begin DOCUMENT

Distance: 5.45 miles round trip
Elevation Change: 833 feet
Temperature day of hike: 60 degrees in the shade
Directions: Take the 5 to the Los Feliz Boulevard exit. Drive west on Los Feliz Blvd. to the first light and turn north on Crystal Springs Road. Drive north for 1.3 miles and turn left at the intersection following signs for the merry-go-round. Drive up the hill for a quarter mile and turn right at the barricade in the road into the parking lot. For GPS directions use, Trailhead address: Crystal Springs Drive & Fire Road, Griffith Park, Los Angeles, CA 90027.
Abby: Since our first two hikes were both in Malibu with incredible beach views, we thought we’d switch it up and find an inland trail. One of my favorite hikes has always been at Griffith Park, but each time I’ve climbed I’ve started at the Observatory, and gone up from there. This time, we drove behind the mountain (where there is a zoo, pony rides, and a merry-go-round by the way) and decided to start from that side. Sasha had done most of (all of) the research on this hike, so I really didn’t know what was about to happen. As we parked, she mentioned that it seemed pretty complicated, so we took screen shots of the trail we wanted to attempt before heading toward the trailhead.
Sasha: I felt like I needed to do more research before we started this hike, as there are over 50 miles of trails at Griffith Park and I have spent very little time on any of them. I’m into hikes with a nice payoff moment, and since we weren’t going to be getting any ocean views, I needed to hit at least one Griffith landmark. When I stumbled across this 3.8 mile hike, which takes you to the top of Bee Rock and through the old Zoo grounds, I felt like I hit the jackpot. I was slightly disappointed by the light mileage, but figured we could choose to extend on one of many trails afterwards if we decided we wanted to. Abby and I had joked that a theme of our hikes has been “how do we make this harder,” so I knew she would be game to explore other options.

end DOCUMENT

* **EXERCISE GOAL**
In the hike writeup, how long was the hike Sasha found that goes to the top of Bee Rock and through the old Zoo grounds? None of the items are needed here.

begin DATA EXCERPTS

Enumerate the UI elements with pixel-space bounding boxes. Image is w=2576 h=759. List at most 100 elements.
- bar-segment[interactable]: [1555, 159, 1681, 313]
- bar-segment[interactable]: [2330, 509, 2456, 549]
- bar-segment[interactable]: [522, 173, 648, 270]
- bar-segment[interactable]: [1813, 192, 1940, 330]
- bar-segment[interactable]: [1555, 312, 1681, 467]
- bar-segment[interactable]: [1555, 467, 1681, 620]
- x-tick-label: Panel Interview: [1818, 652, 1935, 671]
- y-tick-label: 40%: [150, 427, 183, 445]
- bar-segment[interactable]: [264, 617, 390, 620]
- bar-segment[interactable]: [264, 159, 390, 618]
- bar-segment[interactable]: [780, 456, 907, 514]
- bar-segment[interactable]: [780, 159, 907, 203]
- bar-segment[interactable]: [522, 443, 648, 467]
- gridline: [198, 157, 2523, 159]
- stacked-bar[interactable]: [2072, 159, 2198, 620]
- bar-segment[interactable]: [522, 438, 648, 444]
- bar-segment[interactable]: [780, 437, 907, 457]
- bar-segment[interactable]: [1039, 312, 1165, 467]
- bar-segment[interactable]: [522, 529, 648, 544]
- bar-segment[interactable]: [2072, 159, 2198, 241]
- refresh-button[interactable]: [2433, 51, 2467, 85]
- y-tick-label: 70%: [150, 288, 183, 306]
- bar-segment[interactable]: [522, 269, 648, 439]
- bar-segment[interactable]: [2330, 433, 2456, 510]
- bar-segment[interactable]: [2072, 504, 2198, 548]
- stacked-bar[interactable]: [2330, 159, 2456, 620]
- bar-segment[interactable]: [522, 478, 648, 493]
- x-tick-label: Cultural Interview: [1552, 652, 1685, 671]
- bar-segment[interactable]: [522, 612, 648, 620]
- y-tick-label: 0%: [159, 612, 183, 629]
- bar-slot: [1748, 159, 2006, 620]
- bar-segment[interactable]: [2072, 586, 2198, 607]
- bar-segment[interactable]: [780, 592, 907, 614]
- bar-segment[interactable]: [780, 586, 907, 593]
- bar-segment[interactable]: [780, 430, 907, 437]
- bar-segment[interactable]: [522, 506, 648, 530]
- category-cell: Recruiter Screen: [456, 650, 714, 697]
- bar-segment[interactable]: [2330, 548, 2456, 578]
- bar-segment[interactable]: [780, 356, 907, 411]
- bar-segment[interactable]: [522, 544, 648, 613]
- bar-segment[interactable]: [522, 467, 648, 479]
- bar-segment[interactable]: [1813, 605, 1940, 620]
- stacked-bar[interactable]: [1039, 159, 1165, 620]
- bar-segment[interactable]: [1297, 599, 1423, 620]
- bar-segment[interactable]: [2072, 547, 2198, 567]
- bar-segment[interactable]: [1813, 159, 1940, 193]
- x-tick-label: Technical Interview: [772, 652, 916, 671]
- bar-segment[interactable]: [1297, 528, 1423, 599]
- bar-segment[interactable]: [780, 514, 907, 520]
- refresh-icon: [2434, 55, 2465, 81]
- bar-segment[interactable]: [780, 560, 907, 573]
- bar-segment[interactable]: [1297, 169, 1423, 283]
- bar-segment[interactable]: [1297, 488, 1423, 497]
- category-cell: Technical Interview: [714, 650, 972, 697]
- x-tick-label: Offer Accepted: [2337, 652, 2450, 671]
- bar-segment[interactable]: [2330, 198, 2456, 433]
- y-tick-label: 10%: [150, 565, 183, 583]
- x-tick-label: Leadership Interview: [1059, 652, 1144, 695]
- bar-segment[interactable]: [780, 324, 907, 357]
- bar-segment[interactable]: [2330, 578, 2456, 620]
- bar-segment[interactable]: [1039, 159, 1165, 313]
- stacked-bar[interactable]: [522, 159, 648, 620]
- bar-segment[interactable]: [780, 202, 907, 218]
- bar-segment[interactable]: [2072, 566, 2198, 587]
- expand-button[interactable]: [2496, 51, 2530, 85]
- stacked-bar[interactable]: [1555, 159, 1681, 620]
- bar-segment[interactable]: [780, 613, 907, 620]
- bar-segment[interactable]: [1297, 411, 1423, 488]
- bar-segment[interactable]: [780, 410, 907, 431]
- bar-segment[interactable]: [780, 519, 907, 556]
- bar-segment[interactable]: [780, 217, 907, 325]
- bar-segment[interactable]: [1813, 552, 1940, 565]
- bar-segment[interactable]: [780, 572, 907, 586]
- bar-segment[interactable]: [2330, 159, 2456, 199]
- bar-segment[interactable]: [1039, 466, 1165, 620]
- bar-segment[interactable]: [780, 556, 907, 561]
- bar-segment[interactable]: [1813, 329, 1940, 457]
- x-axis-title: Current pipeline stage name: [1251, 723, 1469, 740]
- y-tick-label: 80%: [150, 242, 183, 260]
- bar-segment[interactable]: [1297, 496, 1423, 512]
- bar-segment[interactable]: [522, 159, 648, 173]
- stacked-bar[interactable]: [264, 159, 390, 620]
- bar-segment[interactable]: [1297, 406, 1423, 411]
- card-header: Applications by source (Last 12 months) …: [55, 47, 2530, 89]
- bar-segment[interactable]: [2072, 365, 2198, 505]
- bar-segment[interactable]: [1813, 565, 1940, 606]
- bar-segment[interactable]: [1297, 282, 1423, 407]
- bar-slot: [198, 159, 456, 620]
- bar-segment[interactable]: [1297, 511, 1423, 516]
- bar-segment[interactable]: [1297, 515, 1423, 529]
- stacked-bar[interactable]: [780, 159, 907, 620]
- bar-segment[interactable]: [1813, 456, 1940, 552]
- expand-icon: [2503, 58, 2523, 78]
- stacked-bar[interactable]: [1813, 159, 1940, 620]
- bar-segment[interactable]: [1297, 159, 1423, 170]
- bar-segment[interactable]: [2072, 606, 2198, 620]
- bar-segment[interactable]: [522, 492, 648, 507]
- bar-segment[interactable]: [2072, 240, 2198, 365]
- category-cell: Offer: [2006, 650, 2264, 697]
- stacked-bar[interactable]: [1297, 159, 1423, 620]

end DATA EXCERPTS

* **SOLUTION**
3.8 miles